Certainly one would expect a 12-year-old screenplay to have had numerous rewrites in its lifetime, especially a comedy that features such contemporary elements as a mad warmonger with nothing to do in post-Cold War America, video games and a Virtual Reality helmet. Levinson, however, is very vague on this point: 'The original point of the piece has always remained consistent,' he says. 'And the changes that have taken place in the world have probably made it more relevant than it used to be.'

He puts Toys' problem down to the bizarre, surreal tone of the story. 'You cannot do a comedy in America that is not just a sitcom extension. An absurdist sensibility is not something that studios are comfortable with. The only fantasy cinema to emerge in Hollywood is the kind that's already part of American culture. Whatever is going on in the visual design, Batman is an extension of the comic books. The Addams Family comes from the television show. That makes them mainstream film-making in the sense that you have a pre-sold item which America will buy. On the other hand if you take Terry (Gilliam)'s Brazil, or Tim (Burton)'s Edward Scissorhands, that are not based on an existing cultural phenomenon, it's much more difficult for them to succeed.'

That doesn't explain the phenomenal success of Levinson's own earlier Rain Man, which was also years in the pipeline, and which boasted the ultimate in low concepts, an autistic savant. But, unlike Toys, it wasn't his own baby. 'I came to it late; it was having trouble with various directors to make it work. As opposed to a director who wants to make a movie over a long period.'

One suspects, though, that a more complex dynamic is in play in Toys' hostile reception. Levinson has been on a roll, with three big hits in his recent filmography (Good Morning Vietnam, Rain Man and, to a lesser extent, Bugsy) and only one box-office failure (Avalon). Unlike the three directors whose dream projects, profiled right, were made at difficult points in their careers, he couldn't count on the underdog factor. On the contrary: Levinson's substantial clout in Hollywood left some critics claiming that Toys was a vanity project that studios didn't dare to refuse.

-*-*-

TASKS AND EXERCISES.
(a) In the piece on Levinson and Toys, which film is named as his only box-office failure?
(b) Carry on the piece about Levinson and Toys, picking up after its final sentence.

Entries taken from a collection
-*-*-

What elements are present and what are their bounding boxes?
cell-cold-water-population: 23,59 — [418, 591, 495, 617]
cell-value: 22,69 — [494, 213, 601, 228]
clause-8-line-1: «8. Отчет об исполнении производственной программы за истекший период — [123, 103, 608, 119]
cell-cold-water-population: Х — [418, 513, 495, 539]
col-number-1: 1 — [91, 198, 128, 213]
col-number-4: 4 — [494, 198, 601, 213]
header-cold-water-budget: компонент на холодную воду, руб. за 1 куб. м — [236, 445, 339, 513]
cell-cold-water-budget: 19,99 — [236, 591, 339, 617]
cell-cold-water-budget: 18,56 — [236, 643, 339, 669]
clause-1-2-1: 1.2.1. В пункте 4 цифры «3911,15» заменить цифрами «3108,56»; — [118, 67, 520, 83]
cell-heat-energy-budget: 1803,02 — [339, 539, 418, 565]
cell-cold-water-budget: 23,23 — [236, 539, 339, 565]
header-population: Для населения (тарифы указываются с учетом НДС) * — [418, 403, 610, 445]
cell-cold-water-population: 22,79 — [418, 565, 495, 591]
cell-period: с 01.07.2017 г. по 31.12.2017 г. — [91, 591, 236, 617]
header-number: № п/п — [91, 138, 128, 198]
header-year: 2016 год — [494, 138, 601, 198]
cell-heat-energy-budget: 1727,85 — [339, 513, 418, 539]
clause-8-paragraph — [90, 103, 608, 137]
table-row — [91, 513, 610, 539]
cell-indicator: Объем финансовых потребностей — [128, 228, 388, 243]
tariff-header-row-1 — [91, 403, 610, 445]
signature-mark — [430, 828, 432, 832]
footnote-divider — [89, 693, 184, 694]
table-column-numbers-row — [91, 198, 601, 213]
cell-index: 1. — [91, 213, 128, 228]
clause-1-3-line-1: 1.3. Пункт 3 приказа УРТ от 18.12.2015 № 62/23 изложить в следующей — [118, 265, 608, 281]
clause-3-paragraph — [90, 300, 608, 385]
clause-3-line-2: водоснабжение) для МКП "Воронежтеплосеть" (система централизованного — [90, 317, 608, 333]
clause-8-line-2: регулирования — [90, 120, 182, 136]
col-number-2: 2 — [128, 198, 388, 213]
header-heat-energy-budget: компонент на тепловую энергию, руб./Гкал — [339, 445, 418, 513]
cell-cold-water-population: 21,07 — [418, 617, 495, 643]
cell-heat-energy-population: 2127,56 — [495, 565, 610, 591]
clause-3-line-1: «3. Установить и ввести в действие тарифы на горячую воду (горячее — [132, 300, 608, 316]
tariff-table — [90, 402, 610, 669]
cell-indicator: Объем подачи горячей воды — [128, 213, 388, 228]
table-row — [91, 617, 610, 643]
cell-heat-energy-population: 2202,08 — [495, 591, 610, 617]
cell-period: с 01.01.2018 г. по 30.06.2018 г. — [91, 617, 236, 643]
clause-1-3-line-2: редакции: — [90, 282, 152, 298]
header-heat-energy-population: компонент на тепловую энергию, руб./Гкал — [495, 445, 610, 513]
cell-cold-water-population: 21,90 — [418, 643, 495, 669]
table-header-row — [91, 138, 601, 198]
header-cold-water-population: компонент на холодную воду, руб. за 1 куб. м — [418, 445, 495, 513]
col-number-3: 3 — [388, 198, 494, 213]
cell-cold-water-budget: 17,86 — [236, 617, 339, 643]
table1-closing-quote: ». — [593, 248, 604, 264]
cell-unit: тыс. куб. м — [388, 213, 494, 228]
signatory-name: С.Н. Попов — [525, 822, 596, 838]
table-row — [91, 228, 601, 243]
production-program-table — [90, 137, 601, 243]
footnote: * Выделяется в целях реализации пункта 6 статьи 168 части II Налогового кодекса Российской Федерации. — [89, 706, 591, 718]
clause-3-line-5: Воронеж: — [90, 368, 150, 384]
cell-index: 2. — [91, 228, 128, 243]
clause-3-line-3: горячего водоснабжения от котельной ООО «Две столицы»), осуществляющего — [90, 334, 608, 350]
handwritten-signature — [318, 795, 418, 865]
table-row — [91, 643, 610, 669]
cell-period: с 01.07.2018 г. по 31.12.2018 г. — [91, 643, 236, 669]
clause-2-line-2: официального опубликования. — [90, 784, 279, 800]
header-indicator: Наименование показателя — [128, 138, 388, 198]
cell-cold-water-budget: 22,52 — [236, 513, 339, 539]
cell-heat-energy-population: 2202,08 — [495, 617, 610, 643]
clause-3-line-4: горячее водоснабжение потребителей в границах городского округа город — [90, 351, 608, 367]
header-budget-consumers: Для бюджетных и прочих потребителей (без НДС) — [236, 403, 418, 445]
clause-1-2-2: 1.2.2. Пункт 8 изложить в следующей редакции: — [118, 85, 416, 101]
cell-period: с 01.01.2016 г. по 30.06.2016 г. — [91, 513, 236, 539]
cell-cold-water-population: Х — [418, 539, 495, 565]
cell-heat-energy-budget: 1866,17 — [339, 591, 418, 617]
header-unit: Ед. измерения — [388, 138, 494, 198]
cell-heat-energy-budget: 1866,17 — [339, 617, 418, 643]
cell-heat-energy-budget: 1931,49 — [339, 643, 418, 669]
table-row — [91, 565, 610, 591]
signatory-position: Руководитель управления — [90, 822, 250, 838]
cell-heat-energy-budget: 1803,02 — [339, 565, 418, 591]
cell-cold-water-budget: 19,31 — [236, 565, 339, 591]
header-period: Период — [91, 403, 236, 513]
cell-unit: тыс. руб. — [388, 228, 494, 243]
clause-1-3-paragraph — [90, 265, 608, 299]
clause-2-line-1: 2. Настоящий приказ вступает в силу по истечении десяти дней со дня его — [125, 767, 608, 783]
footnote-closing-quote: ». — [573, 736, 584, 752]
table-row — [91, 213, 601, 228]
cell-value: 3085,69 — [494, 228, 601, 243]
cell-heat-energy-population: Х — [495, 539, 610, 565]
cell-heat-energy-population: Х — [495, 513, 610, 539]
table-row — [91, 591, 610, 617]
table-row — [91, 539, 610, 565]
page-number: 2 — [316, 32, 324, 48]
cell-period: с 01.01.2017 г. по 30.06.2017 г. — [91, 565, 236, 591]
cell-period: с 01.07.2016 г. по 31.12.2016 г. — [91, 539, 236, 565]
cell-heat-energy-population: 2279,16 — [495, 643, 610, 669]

-*-*-

EXPECTED RESPONSES.
(a) Avalon.

(b)
And his work has always fallen into two camps: impersonal, commercial projects, and the intimate, realist, semi-autobiographical ones set in his home town of Baltimore: Diner, Tin Men and Avalon. It must have baffled people, and quite possibly enraged them, that when Toys finally materialised, it was a stylised high fantasy that had nothing at all to do with Baltimore.

Whatever, Levinson likes to think that, from being a Legendary Unmade Screenplay, Toys will pass into another overstuffed movie category, the Great Misunderstood Movie: 'I think good ideas will ultimately succeed, although they might not succeed in the present moment. When I did The Natural (a baseball drama staring Robert Redford), it got criticised by a lot of people because it seemed such a serious movie. As time has gone on, it has been accepted, because in the final analysis it wasn't meant to be - the woman standing up, hoping he'll hit in the home run, with sun behind her hair, that was the joke. We didn't do it for pure camp. But people won't go with it if you don't give a kind of wink so that everyone can say 'Yeah, I got it.' '

You might think that, in this light, the British distributor is plunging in at the deep end with pastiche Magritte artwork and a copyline that runs 'Open the doors to your imagination'. We shall see the results tomorrow, probably some time before the end of the first evening screening.